» **Set problem**
Here are some records. Copy each one exactly.

::: Source material

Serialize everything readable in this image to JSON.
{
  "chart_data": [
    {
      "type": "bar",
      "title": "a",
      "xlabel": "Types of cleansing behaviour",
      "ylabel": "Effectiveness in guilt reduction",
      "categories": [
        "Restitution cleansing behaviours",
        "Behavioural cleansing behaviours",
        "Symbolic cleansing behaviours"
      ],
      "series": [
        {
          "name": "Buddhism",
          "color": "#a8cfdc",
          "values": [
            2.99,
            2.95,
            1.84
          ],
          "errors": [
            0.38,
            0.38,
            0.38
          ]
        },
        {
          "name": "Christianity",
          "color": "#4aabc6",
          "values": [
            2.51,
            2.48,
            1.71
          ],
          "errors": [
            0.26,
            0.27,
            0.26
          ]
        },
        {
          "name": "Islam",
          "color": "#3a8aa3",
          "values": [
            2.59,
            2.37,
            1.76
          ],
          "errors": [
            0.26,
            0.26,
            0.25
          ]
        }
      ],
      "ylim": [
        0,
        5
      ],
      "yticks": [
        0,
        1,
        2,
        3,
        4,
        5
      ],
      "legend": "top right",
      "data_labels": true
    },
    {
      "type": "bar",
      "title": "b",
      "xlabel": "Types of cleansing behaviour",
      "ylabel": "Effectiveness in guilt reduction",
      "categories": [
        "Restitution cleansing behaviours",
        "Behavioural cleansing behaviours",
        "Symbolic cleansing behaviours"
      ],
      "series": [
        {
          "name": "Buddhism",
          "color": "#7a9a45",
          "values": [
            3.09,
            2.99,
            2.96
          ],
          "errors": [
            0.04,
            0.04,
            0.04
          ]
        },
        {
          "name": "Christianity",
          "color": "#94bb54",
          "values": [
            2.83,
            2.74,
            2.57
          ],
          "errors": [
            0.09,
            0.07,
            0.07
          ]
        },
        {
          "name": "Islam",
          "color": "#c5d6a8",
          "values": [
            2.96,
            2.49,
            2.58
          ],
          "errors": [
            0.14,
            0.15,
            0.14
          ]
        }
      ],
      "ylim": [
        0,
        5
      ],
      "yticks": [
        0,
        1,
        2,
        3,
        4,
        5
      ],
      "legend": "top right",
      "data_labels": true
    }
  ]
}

::::::

» **Response**
Serialize everything readable in this image to JSON.
{
  "chart_data": [
    {
      "type": "bar",
      "title": "a",
      "xlabel": "Types of cleansing behaviour",
      "ylabel": "Effectiveness in guilt reduction",
      "categories": [
        "Restitution cleansing behaviours",
        "Behavioural cleansing behaviours",
        "Symbolic cleansing behaviours"
      ],
      "series": [
        {
          "name": "Buddhism",
          "color": "#a8cfdc",
          "values": [
            2.99,
            2.95,
            1.84
          ],
          "errors": [
            0.38,
            0.38,
            0.38
          ]
        },
        {
          "name": "Christianity",
          "color": "#4aabc6",
          "values": [
            2.51,
            2.48,
            1.71
          ],
          "errors": [
            0.26,
            0.27,
            0.26
          ]
        },
        {
          "name": "Islam",
          "color": "#3a8aa3",
          "values": [
            2.59,
            2.37,
            1.76
          ],
          "errors": [
            0.26,
            0.26,
            0.25
          ]
        }
      ],
      "ylim": [
        0,
        5
      ],
      "yticks": [
        0,
        1,
        2,
        3,
        4,
        5
      ],
      "legend": "top right",
      "data_labels": true
    },
    {
      "type": "bar",
      "title": "b",
      "xlabel": "Types of cleansing behaviour",
      "ylabel": "Effectiveness in guilt reduction",
      "categories": [
        "Restitution cleansing behaviours",
        "Behavioural cleansing behaviours",
        "Symbolic cleansing behaviours"
      ],
      "series": [
        {
          "name": "Buddhism",
          "color": "#7a9a45",
          "values": [
            3.09,
            2.99,
            2.96
          ],
          "errors": [
            0.04,
            0.04,
            0.04
          ]
        },
        {
          "name": "Christianity",
          "color": "#94bb54",
          "values": [
            2.83,
            2.74,
            2.57
          ],
          "errors": [
            0.09,
            0.07,
            0.07
          ]
        },
        {
          "name": "Islam",
          "color": "#c5d6a8",
          "values": [
            2.96,
            2.49,
            2.58
          ],
          "errors": [
            0.14,
            0.15,
            0.14
          ]
        }
      ],
      "ylim": [
        0,
        5
      ],
      "yticks": [
        0,
        1,
        2,
        3,
        4,
        5
      ],
      "legend": "top right",
      "data_labels": true
    }
  ]
}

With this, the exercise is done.